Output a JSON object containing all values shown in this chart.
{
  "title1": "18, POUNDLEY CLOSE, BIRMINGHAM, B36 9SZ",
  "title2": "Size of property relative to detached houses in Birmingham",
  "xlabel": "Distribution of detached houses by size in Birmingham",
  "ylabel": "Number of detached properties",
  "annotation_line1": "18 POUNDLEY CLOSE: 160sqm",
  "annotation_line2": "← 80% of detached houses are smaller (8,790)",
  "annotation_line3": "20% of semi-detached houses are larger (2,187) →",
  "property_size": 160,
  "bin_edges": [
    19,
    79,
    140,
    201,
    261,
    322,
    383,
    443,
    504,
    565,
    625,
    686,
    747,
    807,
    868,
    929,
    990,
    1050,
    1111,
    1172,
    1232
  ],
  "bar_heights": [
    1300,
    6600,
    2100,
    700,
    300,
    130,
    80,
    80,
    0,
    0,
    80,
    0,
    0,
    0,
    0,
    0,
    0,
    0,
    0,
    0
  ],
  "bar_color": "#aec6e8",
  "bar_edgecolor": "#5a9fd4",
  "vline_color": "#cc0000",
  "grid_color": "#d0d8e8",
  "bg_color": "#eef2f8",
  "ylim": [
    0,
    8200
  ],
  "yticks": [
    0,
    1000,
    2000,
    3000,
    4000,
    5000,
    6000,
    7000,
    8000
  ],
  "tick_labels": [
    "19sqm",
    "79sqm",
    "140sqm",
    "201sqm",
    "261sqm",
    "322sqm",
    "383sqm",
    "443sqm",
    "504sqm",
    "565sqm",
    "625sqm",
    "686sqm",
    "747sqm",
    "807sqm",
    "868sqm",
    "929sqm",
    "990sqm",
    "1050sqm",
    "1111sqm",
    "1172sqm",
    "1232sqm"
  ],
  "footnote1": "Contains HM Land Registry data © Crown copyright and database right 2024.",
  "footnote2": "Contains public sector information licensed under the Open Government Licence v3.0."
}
########################################
▶ [SHORT EXERCISE]: Reproduce every record, matching each line exactly.

▶ [TASK ANSWER]:
Output a JSON object containing all values shown in this chart.
{
  "title1": "18, POUNDLEY CLOSE, BIRMINGHAM, B36 9SZ",
  "title2": "Size of property relative to detached houses in Birmingham",
  "xlabel": "Distribution of detached houses by size in Birmingham",
  "ylabel": "Number of detached properties",
  "annotation_line1": "18 POUNDLEY CLOSE: 160sqm",
  "annotation_line2": "← 80% of detached houses are smaller (8,790)",
  "annotation_line3": "20% of semi-detached houses are larger (2,187) →",
  "property_size": 160,
  "bin_edges": [
    19,
    79,
    140,
    201,
    261,
    322,
    383,
    443,
    504,
    565,
    625,
    686,
    747,
    807,
    868,
    929,
    990,
    1050,
    1111,
    1172,
    1232
  ],
  "bar_heights": [
    1300,
    6600,
    2100,
    700,
    300,
    130,
    80,
    80,
    0,
    0,
    80,
    0,
    0,
    0,
    0,
    0,
    0,
    0,
    0,
    0
  ],
  "bar_color": "#aec6e8",
  "bar_edgecolor": "#5a9fd4",
  "vline_color": "#cc0000",
  "grid_color": "#d0d8e8",
  "bg_color": "#eef2f8",
  "ylim": [
    0,
    8200
  ],
  "yticks": [
    0,
    1000,
    2000,
    3000,
    4000,
    5000,
    6000,
    7000,
    8000
  ],
  "tick_labels": [
    "19sqm",
    "79sqm",
    "140sqm",
    "201sqm",
    "261sqm",
    "322sqm",
    "383sqm",
    "443sqm",
    "504sqm",
    "565sqm",
    "625sqm",
    "686sqm",
    "747sqm",
    "807sqm",
    "868sqm",
    "929sqm",
    "990sqm",
    "1050sqm",
    "1111sqm",
    "1172sqm",
    "1232sqm"
  ],
  "footnote1": "Contains HM Land Registry data © Crown copyright and database right 2024.",
  "footnote2": "Contains public sector information licensed under the Open Government Licence v3.0."
}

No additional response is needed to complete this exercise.